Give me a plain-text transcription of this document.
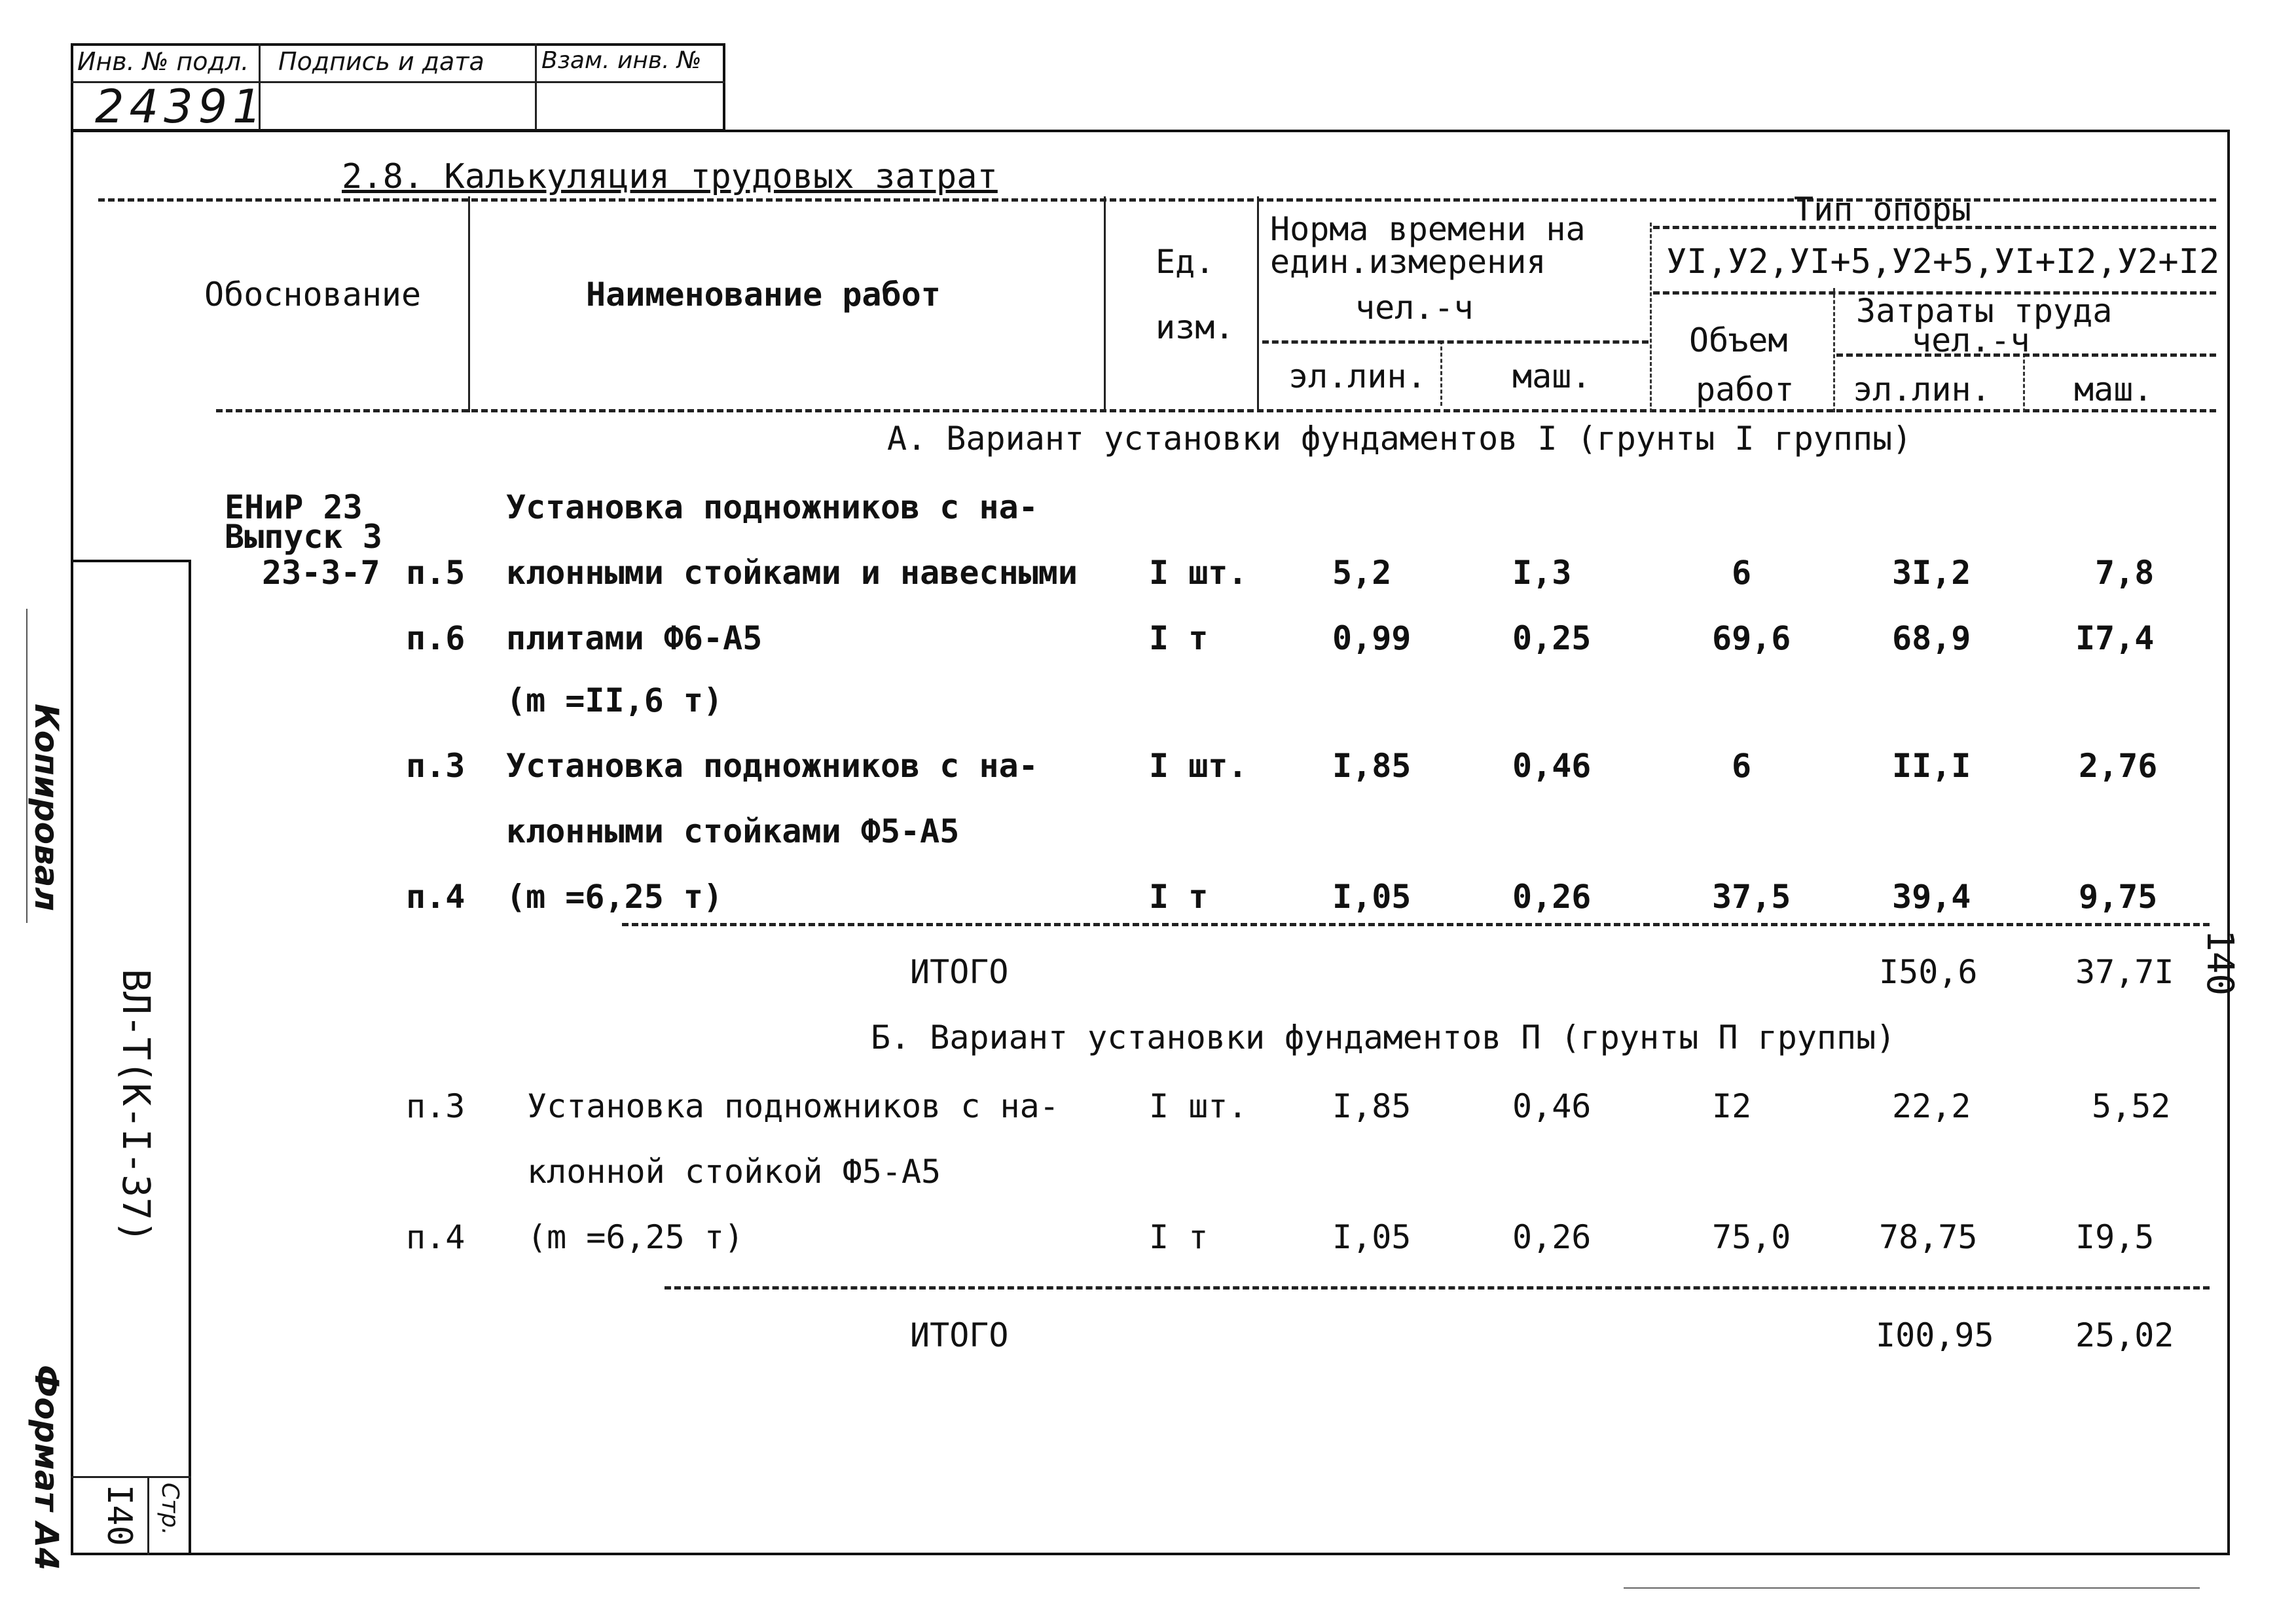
Инв. № подл. Подпись и дата Взам. инв. №
24391
ВЛ-Т(К-I-37)
Стр.
I40
Копировал
Формат А4
140
2.8. Калькуляция трудовых затрат
Обоснование	Наименование работ
Ед.
изм.
Норма времени на
един.измерения
чел.-ч
эл.лин.	маш.
Тип опоры
УI,У2,УI+5,У2+5,УI+I2,У2+I2
Объем
работ
Затраты труда
чел.-ч
эл.лин.	маш.
А. Вариант установки фундаментов I (грунты I группы)
ЕНиР 23
Выпуск 3
23-3-7
Установка подножников с на-
п.5 клонными стойками и навесными I шт.	5,2	I,3	6	3I,2	7,8
п.6 плитами Ф6-А5	I т	0,99	0,25	69,6	68,9	I7,4
(m =II,6 т)
п.3 Установка подножников с на-	I шт.	I,85	0,46	6	II,I	2,76
клонными стойками Ф5-А5
п.4 (m =6,25 т)	I т	I,05	0,26	37,5	39,4	9,75
ИТОГО	I50,6	37,7I
Б. Вариант установки фундаментов П (грунты П группы)
п.3 Установка подножников с на-	I шт.	I,85	0,46	I2	22,2	5,52
клонной стойкой Ф5-А5
п.4 (m =6,25 т)	I т	I,05	0,26	75,0	78,75	I9,5
ИТОГО	I00,95 25,02
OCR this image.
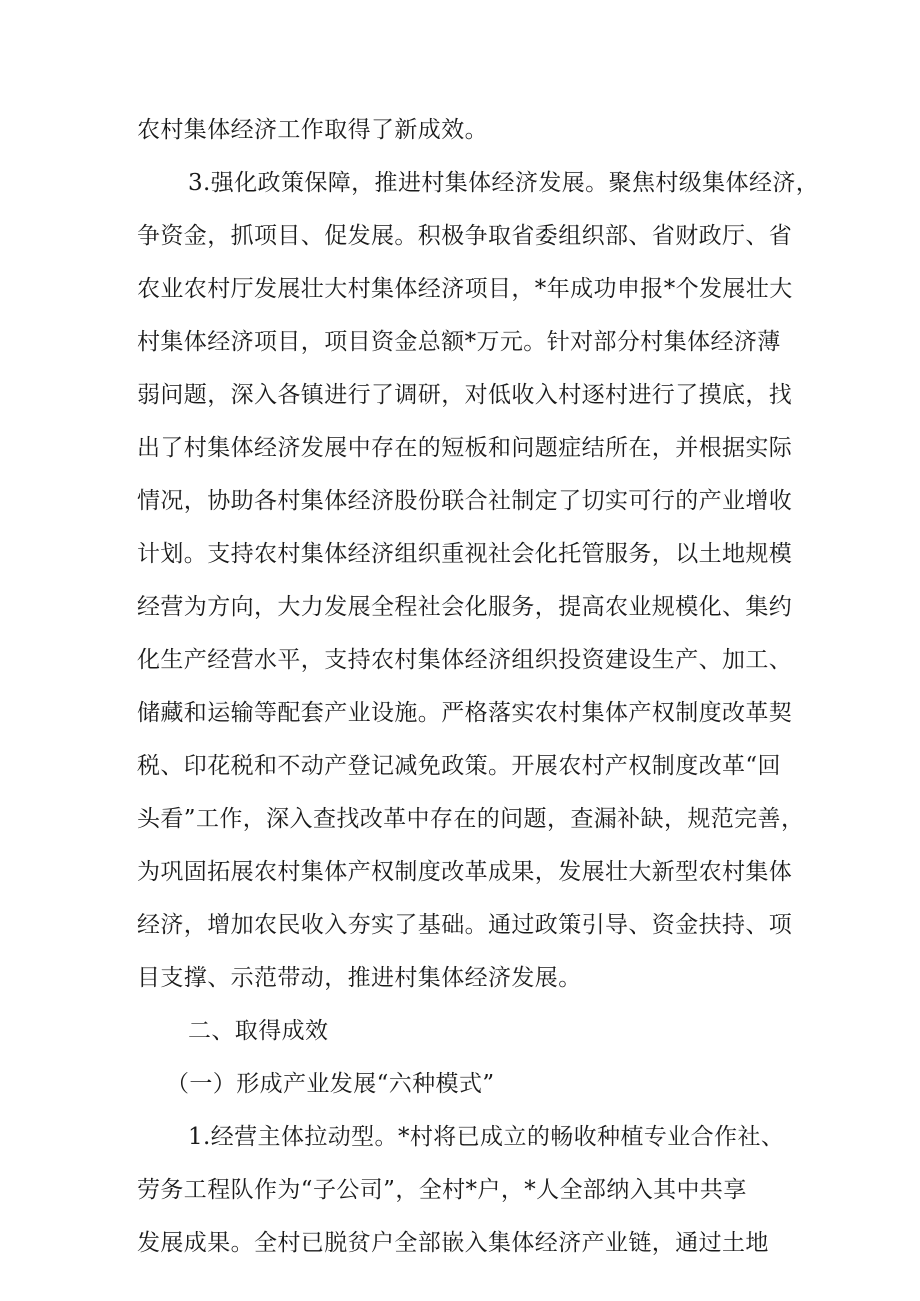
农村集体经济工作取得了新成效。
3.强化政策保障，推进村集体经济发展。聚焦村级集体经济，
争资金，抓项目、促发展。积极争取省委组织部、省财政厅、省
农业农村厅发展壮大村集体经济项目，*年成功申报*个发展壮大
村集体经济项目，项目资金总额*万元。针对部分村集体经济薄
弱问题，深入各镇进行了调研，对低收入村逐村进行了摸底，找
出了村集体经济发展中存在的短板和问题症结所在，并根据实际
情况，协助各村集体经济股份联合社制定了切实可行的产业增收
计划。支持农村集体经济组织重视社会化托管服务，以土地规模
经营为方向，大力发展全程社会化服务，提高农业规模化、集约
化生产经营水平，支持农村集体经济组织投资建设生产、加工、
储藏和运输等配套产业设施。严格落实农村集体产权制度改革契
税、印花税和不动产登记减免政策。开展农村产权制度改革“回
头看”工作，深入查找改革中存在的问题，查漏补缺，规范完善，
为巩固拓展农村集体产权制度改革成果，发展壮大新型农村集体
经济，增加农民收入夯实了基础。通过政策引导、资金扶持、项
目支撑、示范带动，推进村集体经济发展。
二、取得成效
（一）形成产业发展“六种模式”
1.经营主体拉动型。*村将已成立的畅收种植专业合作社、
劳务工程队作为“子公司”，全村*户，*人全部纳入其中共享
发展成果。全村已脱贫户全部嵌入集体经济产业链，通过土地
=-=-=-=-=
=== Written instruction ===
Quote, word for word and nothing more, every line from the line with "OCR this image." to the end of the entries, including both ends; skip any pictures.

=== Solution for this exercise ===
OCR this image.
农村集体经济工作取得了新成效。
3.强化政策保障，推进村集体经济发展。聚焦村级集体经济，
争资金，抓项目、促发展。积极争取省委组织部、省财政厅、省
农业农村厅发展壮大村集体经济项目，*年成功申报*个发展壮大
村集体经济项目，项目资金总额*万元。针对部分村集体经济薄
弱问题，深入各镇进行了调研，对低收入村逐村进行了摸底，找
出了村集体经济发展中存在的短板和问题症结所在，并根据实际
情况，协助各村集体经济股份联合社制定了切实可行的产业增收
计划。支持农村集体经济组织重视社会化托管服务，以土地规模
经营为方向，大力发展全程社会化服务，提高农业规模化、集约
化生产经营水平，支持农村集体经济组织投资建设生产、加工、
储藏和运输等配套产业设施。严格落实农村集体产权制度改革契
税、印花税和不动产登记减免政策。开展农村产权制度改革“回
头看”工作，深入查找改革中存在的问题，查漏补缺，规范完善，
为巩固拓展农村集体产权制度改革成果，发展壮大新型农村集体
经济，增加农民收入夯实了基础。通过政策引导、资金扶持、项
目支撑、示范带动，推进村集体经济发展。
二、取得成效
（一）形成产业发展“六种模式”
1.经营主体拉动型。*村将已成立的畅收种植专业合作社、
劳务工程队作为“子公司”，全村*户，*人全部纳入其中共享
发展成果。全村已脱贫户全部嵌入集体经济产业链，通过土地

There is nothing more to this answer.